** START MATERIAL SHOWN **

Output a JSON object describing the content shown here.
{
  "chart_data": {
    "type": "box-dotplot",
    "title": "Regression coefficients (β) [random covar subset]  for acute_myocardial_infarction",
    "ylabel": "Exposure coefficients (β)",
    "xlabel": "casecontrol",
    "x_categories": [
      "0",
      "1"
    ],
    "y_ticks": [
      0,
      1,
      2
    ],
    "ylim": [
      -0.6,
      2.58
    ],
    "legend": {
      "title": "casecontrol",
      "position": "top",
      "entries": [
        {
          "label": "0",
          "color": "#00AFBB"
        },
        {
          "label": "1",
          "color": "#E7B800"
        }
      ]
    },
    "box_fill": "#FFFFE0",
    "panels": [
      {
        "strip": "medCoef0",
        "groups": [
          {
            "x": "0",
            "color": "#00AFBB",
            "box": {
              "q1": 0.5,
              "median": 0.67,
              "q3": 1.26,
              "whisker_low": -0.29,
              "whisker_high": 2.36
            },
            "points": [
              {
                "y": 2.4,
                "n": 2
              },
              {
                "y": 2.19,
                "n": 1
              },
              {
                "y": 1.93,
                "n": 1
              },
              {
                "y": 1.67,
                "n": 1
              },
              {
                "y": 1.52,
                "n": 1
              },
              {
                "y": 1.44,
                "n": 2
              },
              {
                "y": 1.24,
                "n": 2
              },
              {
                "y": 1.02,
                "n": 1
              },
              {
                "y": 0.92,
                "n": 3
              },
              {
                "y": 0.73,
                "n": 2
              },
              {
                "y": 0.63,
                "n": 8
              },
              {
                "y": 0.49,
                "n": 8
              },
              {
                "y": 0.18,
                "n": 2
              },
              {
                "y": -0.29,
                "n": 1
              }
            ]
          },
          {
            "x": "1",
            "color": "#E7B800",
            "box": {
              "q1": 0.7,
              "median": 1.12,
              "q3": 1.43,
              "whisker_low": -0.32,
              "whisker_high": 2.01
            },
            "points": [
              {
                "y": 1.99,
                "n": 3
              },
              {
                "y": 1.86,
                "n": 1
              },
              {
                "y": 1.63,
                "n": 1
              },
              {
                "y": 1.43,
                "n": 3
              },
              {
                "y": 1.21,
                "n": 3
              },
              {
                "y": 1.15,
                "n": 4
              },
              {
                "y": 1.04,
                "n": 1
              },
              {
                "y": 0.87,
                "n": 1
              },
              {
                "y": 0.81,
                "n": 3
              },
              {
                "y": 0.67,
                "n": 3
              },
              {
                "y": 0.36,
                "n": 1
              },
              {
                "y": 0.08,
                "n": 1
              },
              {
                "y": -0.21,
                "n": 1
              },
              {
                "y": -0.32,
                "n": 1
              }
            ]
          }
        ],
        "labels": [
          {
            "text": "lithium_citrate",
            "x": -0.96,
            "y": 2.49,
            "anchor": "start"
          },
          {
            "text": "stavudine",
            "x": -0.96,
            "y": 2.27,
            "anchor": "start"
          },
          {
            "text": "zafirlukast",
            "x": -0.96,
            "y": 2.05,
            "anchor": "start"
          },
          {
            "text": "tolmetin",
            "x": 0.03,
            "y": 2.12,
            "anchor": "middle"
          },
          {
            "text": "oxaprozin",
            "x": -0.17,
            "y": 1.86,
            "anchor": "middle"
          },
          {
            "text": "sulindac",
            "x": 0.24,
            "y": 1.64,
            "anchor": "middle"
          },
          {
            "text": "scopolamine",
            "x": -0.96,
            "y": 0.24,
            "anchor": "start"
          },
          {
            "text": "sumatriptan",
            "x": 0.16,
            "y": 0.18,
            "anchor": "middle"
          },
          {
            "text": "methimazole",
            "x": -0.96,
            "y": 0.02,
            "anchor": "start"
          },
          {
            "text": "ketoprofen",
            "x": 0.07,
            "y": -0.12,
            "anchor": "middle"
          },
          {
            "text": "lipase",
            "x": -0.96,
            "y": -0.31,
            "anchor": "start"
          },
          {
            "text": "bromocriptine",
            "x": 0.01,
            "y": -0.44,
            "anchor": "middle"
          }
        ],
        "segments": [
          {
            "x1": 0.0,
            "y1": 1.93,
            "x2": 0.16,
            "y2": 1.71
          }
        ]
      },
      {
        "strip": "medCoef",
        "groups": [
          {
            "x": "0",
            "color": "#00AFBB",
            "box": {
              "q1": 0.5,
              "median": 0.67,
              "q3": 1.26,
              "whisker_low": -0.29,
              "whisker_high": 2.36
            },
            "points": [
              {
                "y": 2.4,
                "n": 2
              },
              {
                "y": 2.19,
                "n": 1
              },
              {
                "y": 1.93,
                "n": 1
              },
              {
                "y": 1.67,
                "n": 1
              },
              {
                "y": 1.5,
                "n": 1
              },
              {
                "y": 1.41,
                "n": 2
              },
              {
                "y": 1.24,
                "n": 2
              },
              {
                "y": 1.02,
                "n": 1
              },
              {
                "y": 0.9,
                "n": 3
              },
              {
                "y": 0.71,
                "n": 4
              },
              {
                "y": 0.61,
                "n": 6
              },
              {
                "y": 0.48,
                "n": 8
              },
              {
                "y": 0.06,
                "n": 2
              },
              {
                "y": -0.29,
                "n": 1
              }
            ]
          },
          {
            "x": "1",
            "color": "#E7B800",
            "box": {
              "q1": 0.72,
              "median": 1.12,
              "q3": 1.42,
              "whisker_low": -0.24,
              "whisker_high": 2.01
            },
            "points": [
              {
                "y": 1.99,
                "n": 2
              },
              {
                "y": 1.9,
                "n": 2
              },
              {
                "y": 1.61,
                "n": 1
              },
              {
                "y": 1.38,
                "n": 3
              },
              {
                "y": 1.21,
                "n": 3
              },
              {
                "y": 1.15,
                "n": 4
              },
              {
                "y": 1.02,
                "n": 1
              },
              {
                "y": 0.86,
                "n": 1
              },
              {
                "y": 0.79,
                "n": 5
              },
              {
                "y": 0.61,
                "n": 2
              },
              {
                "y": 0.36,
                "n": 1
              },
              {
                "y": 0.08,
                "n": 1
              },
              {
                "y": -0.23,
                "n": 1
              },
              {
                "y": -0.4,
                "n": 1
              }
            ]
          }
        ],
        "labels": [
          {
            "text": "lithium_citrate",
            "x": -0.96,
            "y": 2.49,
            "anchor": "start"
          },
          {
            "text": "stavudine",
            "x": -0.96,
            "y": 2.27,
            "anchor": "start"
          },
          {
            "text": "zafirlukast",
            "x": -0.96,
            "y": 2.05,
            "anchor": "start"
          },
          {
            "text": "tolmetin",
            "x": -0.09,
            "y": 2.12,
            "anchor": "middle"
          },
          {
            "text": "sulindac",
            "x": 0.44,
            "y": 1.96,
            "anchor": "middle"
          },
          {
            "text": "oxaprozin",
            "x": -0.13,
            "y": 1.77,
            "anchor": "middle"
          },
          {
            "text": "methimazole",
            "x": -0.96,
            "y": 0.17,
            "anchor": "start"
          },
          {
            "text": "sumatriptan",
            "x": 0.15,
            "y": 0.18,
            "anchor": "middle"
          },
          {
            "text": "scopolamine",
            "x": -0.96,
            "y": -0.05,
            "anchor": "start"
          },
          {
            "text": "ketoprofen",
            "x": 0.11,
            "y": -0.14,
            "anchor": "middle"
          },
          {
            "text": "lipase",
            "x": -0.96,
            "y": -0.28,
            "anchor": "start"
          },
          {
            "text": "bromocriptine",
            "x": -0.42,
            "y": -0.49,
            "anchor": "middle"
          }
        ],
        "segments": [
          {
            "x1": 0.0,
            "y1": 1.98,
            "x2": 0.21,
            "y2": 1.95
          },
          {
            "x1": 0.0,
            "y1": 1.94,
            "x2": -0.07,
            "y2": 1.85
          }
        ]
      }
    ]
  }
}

** END MATERIAL SHOWN **

◆ GOAL:
Transcribe the records above exactly as they appear.

◆ COMPLETE OUTPUT:
Output a JSON object describing the content shown here.
{
  "chart_data": {
    "type": "box-dotplot",
    "title": "Regression coefficients (β) [random covar subset]  for acute_myocardial_infarction",
    "ylabel": "Exposure coefficients (β)",
    "xlabel": "casecontrol",
    "x_categories": [
      "0",
      "1"
    ],
    "y_ticks": [
      0,
      1,
      2
    ],
    "ylim": [
      -0.6,
      2.58
    ],
    "legend": {
      "title": "casecontrol",
      "position": "top",
      "entries": [
        {
          "label": "0",
          "color": "#00AFBB"
        },
        {
          "label": "1",
          "color": "#E7B800"
        }
      ]
    },
    "box_fill": "#FFFFE0",
    "panels": [
      {
        "strip": "medCoef0",
        "groups": [
          {
            "x": "0",
            "color": "#00AFBB",
            "box": {
              "q1": 0.5,
              "median": 0.67,
              "q3": 1.26,
              "whisker_low": -0.29,
              "whisker_high": 2.36
            },
            "points": [
              {
                "y": 2.4,
                "n": 2
              },
              {
                "y": 2.19,
                "n": 1
              },
              {
                "y": 1.93,
                "n": 1
              },
              {
                "y": 1.67,
                "n": 1
              },
              {
                "y": 1.52,
                "n": 1
              },
              {
                "y": 1.44,
                "n": 2
              },
              {
                "y": 1.24,
                "n": 2
              },
              {
                "y": 1.02,
                "n": 1
              },
              {
                "y": 0.92,
                "n": 3
              },
              {
                "y": 0.73,
                "n": 2
              },
              {
                "y": 0.63,
                "n": 8
              },
              {
                "y": 0.49,
                "n": 8
              },
              {
                "y": 0.18,
                "n": 2
              },
              {
                "y": -0.29,
                "n": 1
              }
            ]
          },
          {
            "x": "1",
            "color": "#E7B800",
            "box": {
              "q1": 0.7,
              "median": 1.12,
              "q3": 1.43,
              "whisker_low": -0.32,
              "whisker_high": 2.01
            },
            "points": [
              {
                "y": 1.99,
                "n": 3
              },
              {
                "y": 1.86,
                "n": 1
              },
              {
                "y": 1.63,
                "n": 1
              },
              {
                "y": 1.43,
                "n": 3
              },
              {
                "y": 1.21,
                "n": 3
              },
              {
                "y": 1.15,
                "n": 4
              },
              {
                "y": 1.04,
                "n": 1
              },
              {
                "y": 0.87,
                "n": 1
              },
              {
                "y": 0.81,
                "n": 3
              },
              {
                "y": 0.67,
                "n": 3
              },
              {
                "y": 0.36,
                "n": 1
              },
              {
                "y": 0.08,
                "n": 1
              },
              {
                "y": -0.21,
                "n": 1
              },
              {
                "y": -0.32,
                "n": 1
              }
            ]
          }
        ],
        "labels": [
          {
            "text": "lithium_citrate",
            "x": -0.96,
            "y": 2.49,
            "anchor": "start"
          },
          {
            "text": "stavudine",
            "x": -0.96,
            "y": 2.27,
            "anchor": "start"
          },
          {
            "text": "zafirlukast",
            "x": -0.96,
            "y": 2.05,
            "anchor": "start"
          },
          {
            "text": "tolmetin",
            "x": 0.03,
            "y": 2.12,
            "anchor": "middle"
          },
          {
            "text": "oxaprozin",
            "x": -0.17,
            "y": 1.86,
            "anchor": "middle"
          },
          {
            "text": "sulindac",
            "x": 0.24,
            "y": 1.64,
            "anchor": "middle"
          },
          {
            "text": "scopolamine",
            "x": -0.96,
            "y": 0.24,
            "anchor": "start"
          },
          {
            "text": "sumatriptan",
            "x": 0.16,
            "y": 0.18,
            "anchor": "middle"
          },
          {
            "text": "methimazole",
            "x": -0.96,
            "y": 0.02,
            "anchor": "start"
          },
          {
            "text": "ketoprofen",
            "x": 0.07,
            "y": -0.12,
            "anchor": "middle"
          },
          {
            "text": "lipase",
            "x": -0.96,
            "y": -0.31,
            "anchor": "start"
          },
          {
            "text": "bromocriptine",
            "x": 0.01,
            "y": -0.44,
            "anchor": "middle"
          }
        ],
        "segments": [
          {
            "x1": 0.0,
            "y1": 1.93,
            "x2": 0.16,
            "y2": 1.71
          }
        ]
      },
      {
        "strip": "medCoef",
        "groups": [
          {
            "x": "0",
            "color": "#00AFBB",
            "box": {
              "q1": 0.5,
              "median": 0.67,
              "q3": 1.26,
              "whisker_low": -0.29,
              "whisker_high": 2.36
            },
            "points": [
              {
                "y": 2.4,
                "n": 2
              },
              {
                "y": 2.19,
                "n": 1
              },
              {
                "y": 1.93,
                "n": 1
              },
              {
                "y": 1.67,
                "n": 1
              },
              {
                "y": 1.5,
                "n": 1
              },
              {
                "y": 1.41,
                "n": 2
              },
              {
                "y": 1.24,
                "n": 2
              },
              {
                "y": 1.02,
                "n": 1
              },
              {
                "y": 0.9,
                "n": 3
              },
              {
                "y": 0.71,
                "n": 4
              },
              {
                "y": 0.61,
                "n": 6
              },
              {
                "y": 0.48,
                "n": 8
              },
              {
                "y": 0.06,
                "n": 2
              },
              {
                "y": -0.29,
                "n": 1
              }
            ]
          },
          {
            "x": "1",
            "color": "#E7B800",
            "box": {
              "q1": 0.72,
              "median": 1.12,
              "q3": 1.42,
              "whisker_low": -0.24,
              "whisker_high": 2.01
            },
            "points": [
              {
                "y": 1.99,
                "n": 2
              },
              {
                "y": 1.9,
                "n": 2
              },
              {
                "y": 1.61,
                "n": 1
              },
              {
                "y": 1.38,
                "n": 3
              },
              {
                "y": 1.21,
                "n": 3
              },
              {
                "y": 1.15,
                "n": 4
              },
              {
                "y": 1.02,
                "n": 1
              },
              {
                "y": 0.86,
                "n": 1
              },
              {
                "y": 0.79,
                "n": 5
              },
              {
                "y": 0.61,
                "n": 2
              },
              {
                "y": 0.36,
                "n": 1
              },
              {
                "y": 0.08,
                "n": 1
              },
              {
                "y": -0.23,
                "n": 1
              },
              {
                "y": -0.4,
                "n": 1
              }
            ]
          }
        ],
        "labels": [
          {
            "text": "lithium_citrate",
            "x": -0.96,
            "y": 2.49,
            "anchor": "start"
          },
          {
            "text": "stavudine",
            "x": -0.96,
            "y": 2.27,
            "anchor": "start"
          },
          {
            "text": "zafirlukast",
            "x": -0.96,
            "y": 2.05,
            "anchor": "start"
          },
          {
            "text": "tolmetin",
            "x": -0.09,
            "y": 2.12,
            "anchor": "middle"
          },
          {
            "text": "sulindac",
            "x": 0.44,
            "y": 1.96,
            "anchor": "middle"
          },
          {
            "text": "oxaprozin",
            "x": -0.13,
            "y": 1.77,
            "anchor": "middle"
          },
          {
            "text": "methimazole",
            "x": -0.96,
            "y": 0.17,
            "anchor": "start"
          },
          {
            "text": "sumatriptan",
            "x": 0.15,
            "y": 0.18,
            "anchor": "middle"
          },
          {
            "text": "scopolamine",
            "x": -0.96,
            "y": -0.05,
            "anchor": "start"
          },
          {
            "text": "ketoprofen",
            "x": 0.11,
            "y": -0.14,
            "anchor": "middle"
          },
          {
            "text": "lipase",
            "x": -0.96,
            "y": -0.28,
            "anchor": "start"
          },
          {
            "text": "bromocriptine",
            "x": -0.42,
            "y": -0.49,
            "anchor": "middle"
          }
        ],
        "segments": [
          {
            "x1": 0.0,
            "y1": 1.98,
            "x2": 0.21,
            "y2": 1.95
          },
          {
            "x1": 0.0,
            "y1": 1.94,
            "x2": -0.07,
            "y2": 1.85
          }
        ]
      }
    ]
  }
}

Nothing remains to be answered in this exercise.